- EXERCISE OBJECTIVE
Quote the entries word for word. Omit the pictures.
# Start of PROVIDED DATA
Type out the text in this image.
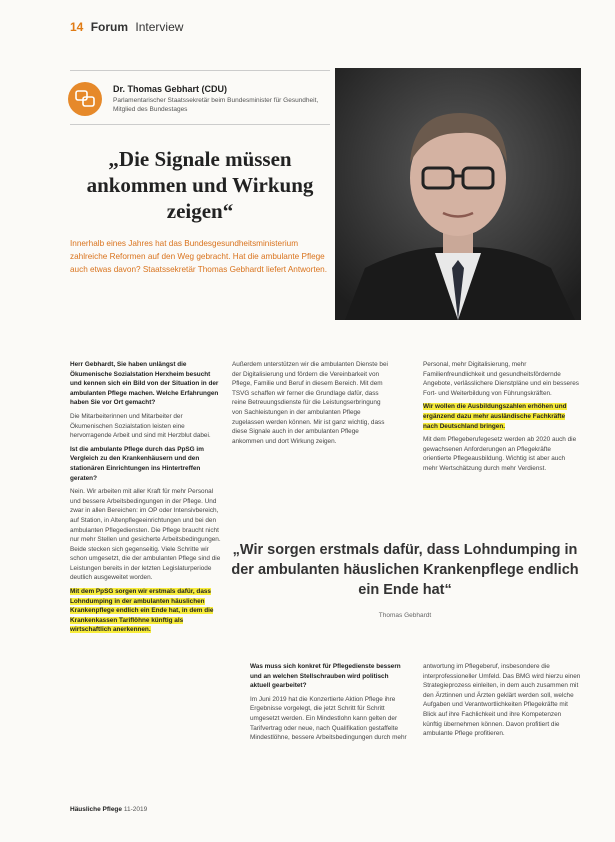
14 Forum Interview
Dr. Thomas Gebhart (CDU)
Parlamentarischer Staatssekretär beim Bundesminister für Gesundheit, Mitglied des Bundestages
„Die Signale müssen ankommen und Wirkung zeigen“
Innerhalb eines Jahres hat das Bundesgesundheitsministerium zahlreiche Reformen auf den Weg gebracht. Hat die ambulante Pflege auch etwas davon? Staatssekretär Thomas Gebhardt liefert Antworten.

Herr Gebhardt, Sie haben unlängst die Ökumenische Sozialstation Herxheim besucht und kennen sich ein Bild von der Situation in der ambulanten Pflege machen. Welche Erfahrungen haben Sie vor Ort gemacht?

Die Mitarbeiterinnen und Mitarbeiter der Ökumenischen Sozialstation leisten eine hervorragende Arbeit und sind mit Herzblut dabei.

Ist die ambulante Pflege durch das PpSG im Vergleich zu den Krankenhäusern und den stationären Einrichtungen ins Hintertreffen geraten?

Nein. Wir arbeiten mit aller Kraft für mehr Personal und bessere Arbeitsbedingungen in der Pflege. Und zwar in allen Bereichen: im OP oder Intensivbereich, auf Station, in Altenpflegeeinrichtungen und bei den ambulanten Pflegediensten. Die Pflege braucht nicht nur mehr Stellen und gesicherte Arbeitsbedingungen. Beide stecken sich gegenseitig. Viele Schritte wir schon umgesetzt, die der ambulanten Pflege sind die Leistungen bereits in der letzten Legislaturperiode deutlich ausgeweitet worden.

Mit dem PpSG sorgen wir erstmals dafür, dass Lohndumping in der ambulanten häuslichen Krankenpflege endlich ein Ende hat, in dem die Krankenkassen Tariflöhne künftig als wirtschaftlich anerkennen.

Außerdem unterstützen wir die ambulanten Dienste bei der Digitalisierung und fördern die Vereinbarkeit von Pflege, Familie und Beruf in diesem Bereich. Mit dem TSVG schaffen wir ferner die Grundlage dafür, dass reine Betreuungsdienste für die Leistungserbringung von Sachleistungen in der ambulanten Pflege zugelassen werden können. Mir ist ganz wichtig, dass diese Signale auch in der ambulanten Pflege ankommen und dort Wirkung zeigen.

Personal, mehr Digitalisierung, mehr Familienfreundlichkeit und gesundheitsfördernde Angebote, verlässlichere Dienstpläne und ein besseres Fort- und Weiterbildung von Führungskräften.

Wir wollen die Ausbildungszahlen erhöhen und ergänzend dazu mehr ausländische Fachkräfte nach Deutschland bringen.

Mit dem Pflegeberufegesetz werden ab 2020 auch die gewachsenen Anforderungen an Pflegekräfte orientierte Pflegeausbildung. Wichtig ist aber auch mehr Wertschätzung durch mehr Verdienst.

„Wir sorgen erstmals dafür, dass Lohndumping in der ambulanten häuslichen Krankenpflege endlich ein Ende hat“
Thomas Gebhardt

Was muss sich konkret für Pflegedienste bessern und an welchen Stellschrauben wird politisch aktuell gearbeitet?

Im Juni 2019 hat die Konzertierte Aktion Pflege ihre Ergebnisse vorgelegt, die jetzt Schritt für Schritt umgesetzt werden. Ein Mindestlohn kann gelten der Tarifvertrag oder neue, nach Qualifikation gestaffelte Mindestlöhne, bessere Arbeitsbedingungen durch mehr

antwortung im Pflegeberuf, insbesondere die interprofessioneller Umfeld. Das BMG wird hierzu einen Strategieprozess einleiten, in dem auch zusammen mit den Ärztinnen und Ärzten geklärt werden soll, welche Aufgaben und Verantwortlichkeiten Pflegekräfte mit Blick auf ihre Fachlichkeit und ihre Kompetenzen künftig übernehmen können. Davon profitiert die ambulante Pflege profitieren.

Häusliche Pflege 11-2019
# End of PROVIDED DATA
- CORRECT ANSWER
Type out the text in this image.
14 Forum Interview
Dr. Thomas Gebhart (CDU)
Parlamentarischer Staatssekretär beim Bundesminister für Gesundheit, Mitglied des Bundestages
„Die Signale müssen ankommen und Wirkung zeigen“
Innerhalb eines Jahres hat das Bundesgesundheitsministerium zahlreiche Reformen auf den Weg gebracht. Hat die ambulante Pflege auch etwas davon? Staatssekretär Thomas Gebhardt liefert Antworten.

Herr Gebhardt, Sie haben unlängst die Ökumenische Sozialstation Herxheim besucht und kennen sich ein Bild von der Situation in der ambulanten Pflege machen. Welche Erfahrungen haben Sie vor Ort gemacht?

Die Mitarbeiterinnen und Mitarbeiter der Ökumenischen Sozialstation leisten eine hervorragende Arbeit und sind mit Herzblut dabei.

Ist die ambulante Pflege durch das PpSG im Vergleich zu den Krankenhäusern und den stationären Einrichtungen ins Hintertreffen geraten?

Nein. Wir arbeiten mit aller Kraft für mehr Personal und bessere Arbeitsbedingungen in der Pflege. Und zwar in allen Bereichen: im OP oder Intensivbereich, auf Station, in Altenpflegeeinrichtungen und bei den ambulanten Pflegediensten. Die Pflege braucht nicht nur mehr Stellen und gesicherte Arbeitsbedingungen. Beide stecken sich gegenseitig. Viele Schritte wir schon umgesetzt, die der ambulanten Pflege sind die Leistungen bereits in der letzten Legislaturperiode deutlich ausgeweitet worden.

Mit dem PpSG sorgen wir erstmals dafür, dass Lohndumping in der ambulanten häuslichen Krankenpflege endlich ein Ende hat, in dem die Krankenkassen Tariflöhne künftig als wirtschaftlich anerkennen.

Außerdem unterstützen wir die ambulanten Dienste bei der Digitalisierung und fördern die Vereinbarkeit von Pflege, Familie und Beruf in diesem Bereich. Mit dem TSVG schaffen wir ferner die Grundlage dafür, dass reine Betreuungsdienste für die Leistungserbringung von Sachleistungen in der ambulanten Pflege zugelassen werden können. Mir ist ganz wichtig, dass diese Signale auch in der ambulanten Pflege ankommen und dort Wirkung zeigen.

Personal, mehr Digitalisierung, mehr Familienfreundlichkeit und gesundheitsfördernde Angebote, verlässlichere Dienstpläne und ein besseres Fort- und Weiterbildung von Führungskräften.

Wir wollen die Ausbildungszahlen erhöhen und ergänzend dazu mehr ausländische Fachkräfte nach Deutschland bringen.

Mit dem Pflegeberufegesetz werden ab 2020 auch die gewachsenen Anforderungen an Pflegekräfte orientierte Pflegeausbildung. Wichtig ist aber auch mehr Wertschätzung durch mehr Verdienst.

„Wir sorgen erstmals dafür, dass Lohndumping in der ambulanten häuslichen Krankenpflege endlich ein Ende hat“
Thomas Gebhardt

Was muss sich konkret für Pflegedienste bessern und an welchen Stellschrauben wird politisch aktuell gearbeitet?

Im Juni 2019 hat die Konzertierte Aktion Pflege ihre Ergebnisse vorgelegt, die jetzt Schritt für Schritt umgesetzt werden. Ein Mindestlohn kann gelten der Tarifvertrag oder neue, nach Qualifikation gestaffelte Mindestlöhne, bessere Arbeitsbedingungen durch mehr

antwortung im Pflegeberuf, insbesondere die interprofessioneller Umfeld. Das BMG wird hierzu einen Strategieprozess einleiten, in dem auch zusammen mit den Ärztinnen und Ärzten geklärt werden soll, welche Aufgaben und Verantwortlichkeiten Pflegekräfte mit Blick auf ihre Fachlichkeit und ihre Kompetenzen künftig übernehmen können. Davon profitiert die ambulante Pflege profitieren.

Häusliche Pflege 11-2019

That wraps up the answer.